>>>
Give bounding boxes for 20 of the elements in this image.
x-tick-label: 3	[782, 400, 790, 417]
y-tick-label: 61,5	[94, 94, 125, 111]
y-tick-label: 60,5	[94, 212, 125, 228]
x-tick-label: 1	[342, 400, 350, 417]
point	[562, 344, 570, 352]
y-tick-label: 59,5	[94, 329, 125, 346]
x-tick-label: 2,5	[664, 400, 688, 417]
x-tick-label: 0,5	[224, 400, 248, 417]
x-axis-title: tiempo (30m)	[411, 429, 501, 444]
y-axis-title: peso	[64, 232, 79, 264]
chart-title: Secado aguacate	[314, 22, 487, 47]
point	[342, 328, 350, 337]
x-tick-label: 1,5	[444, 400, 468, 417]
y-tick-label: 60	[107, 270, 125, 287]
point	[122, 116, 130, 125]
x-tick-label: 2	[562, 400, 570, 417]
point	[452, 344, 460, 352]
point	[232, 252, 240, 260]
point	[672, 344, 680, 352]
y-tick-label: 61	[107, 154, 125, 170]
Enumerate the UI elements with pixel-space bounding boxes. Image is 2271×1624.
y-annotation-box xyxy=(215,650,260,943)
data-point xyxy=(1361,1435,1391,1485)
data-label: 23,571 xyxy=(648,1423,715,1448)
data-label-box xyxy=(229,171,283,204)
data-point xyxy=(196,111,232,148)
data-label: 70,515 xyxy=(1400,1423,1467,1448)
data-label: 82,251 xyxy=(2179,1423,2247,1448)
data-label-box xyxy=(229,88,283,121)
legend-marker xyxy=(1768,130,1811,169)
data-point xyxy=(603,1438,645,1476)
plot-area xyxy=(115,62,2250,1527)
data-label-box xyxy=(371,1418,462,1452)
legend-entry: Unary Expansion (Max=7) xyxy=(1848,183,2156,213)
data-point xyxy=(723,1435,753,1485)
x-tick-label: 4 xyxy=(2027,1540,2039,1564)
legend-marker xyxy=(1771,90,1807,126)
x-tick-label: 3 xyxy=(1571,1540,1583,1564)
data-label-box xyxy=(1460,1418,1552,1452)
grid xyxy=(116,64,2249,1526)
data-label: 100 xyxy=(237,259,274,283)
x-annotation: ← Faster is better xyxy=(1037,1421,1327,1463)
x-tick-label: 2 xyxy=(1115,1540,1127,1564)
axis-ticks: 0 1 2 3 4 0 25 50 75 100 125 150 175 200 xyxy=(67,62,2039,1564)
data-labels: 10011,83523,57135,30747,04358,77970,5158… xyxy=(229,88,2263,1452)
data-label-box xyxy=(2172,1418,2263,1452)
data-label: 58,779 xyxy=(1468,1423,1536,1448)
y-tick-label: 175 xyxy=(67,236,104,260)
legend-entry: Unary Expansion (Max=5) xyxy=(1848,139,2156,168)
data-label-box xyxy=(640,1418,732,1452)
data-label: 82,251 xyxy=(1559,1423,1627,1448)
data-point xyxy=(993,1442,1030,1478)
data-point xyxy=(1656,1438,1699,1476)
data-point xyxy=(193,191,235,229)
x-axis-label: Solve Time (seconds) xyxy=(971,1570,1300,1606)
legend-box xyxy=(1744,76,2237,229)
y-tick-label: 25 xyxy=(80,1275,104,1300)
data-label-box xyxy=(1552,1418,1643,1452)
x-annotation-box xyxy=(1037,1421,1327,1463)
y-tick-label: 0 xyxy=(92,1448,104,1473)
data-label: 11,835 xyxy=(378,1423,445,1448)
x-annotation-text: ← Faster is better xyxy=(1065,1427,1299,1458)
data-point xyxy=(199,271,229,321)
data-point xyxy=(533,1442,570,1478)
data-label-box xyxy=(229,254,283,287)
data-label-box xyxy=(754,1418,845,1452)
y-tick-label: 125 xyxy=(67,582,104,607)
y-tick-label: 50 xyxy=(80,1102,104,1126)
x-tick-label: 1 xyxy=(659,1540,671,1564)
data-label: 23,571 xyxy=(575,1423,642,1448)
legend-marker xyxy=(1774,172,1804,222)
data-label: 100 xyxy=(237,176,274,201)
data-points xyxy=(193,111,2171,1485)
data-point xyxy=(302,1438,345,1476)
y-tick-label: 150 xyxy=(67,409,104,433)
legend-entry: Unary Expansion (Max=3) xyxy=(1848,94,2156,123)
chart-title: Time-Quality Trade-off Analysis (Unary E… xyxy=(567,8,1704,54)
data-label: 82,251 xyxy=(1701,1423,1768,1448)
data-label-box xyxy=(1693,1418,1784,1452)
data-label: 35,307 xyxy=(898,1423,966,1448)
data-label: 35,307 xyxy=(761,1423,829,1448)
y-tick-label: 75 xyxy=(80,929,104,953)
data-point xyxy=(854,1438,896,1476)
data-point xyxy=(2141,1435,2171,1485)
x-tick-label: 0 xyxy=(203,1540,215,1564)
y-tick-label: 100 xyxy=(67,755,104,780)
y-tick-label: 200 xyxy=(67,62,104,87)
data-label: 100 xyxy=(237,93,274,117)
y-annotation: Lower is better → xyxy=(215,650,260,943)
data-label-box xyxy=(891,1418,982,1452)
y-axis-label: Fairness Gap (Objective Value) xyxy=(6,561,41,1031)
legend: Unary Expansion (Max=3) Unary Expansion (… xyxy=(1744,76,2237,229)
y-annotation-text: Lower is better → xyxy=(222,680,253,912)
<<<
▸ **WHAT YOU SHOULD DO**
Update the entries from the first line through the line containing "344, 460, 352]" by changing every "x-tick-label" to "x-axis-label" and leaving everything else unchanged.

▸ **REPLY TO THE EXERCISE**
Give bounding boxes for 20 of the elements in this image.
x-axis-label: 3	[782, 400, 790, 417]
y-tick-label: 61,5	[94, 94, 125, 111]
y-tick-label: 60,5	[94, 212, 125, 228]
x-axis-label: 1	[342, 400, 350, 417]
point	[562, 344, 570, 352]
y-tick-label: 59,5	[94, 329, 125, 346]
x-axis-label: 2,5	[664, 400, 688, 417]
x-axis-label: 0,5	[224, 400, 248, 417]
x-axis-title: tiempo (30m)	[411, 429, 501, 444]
y-axis-title: peso	[64, 232, 79, 264]
chart-title: Secado aguacate	[314, 22, 487, 47]
point	[342, 328, 350, 337]
x-axis-label: 1,5	[444, 400, 468, 417]
y-tick-label: 60	[107, 270, 125, 287]
point	[122, 116, 130, 125]
x-axis-label: 2	[562, 400, 570, 417]
point	[452, 344, 460, 352]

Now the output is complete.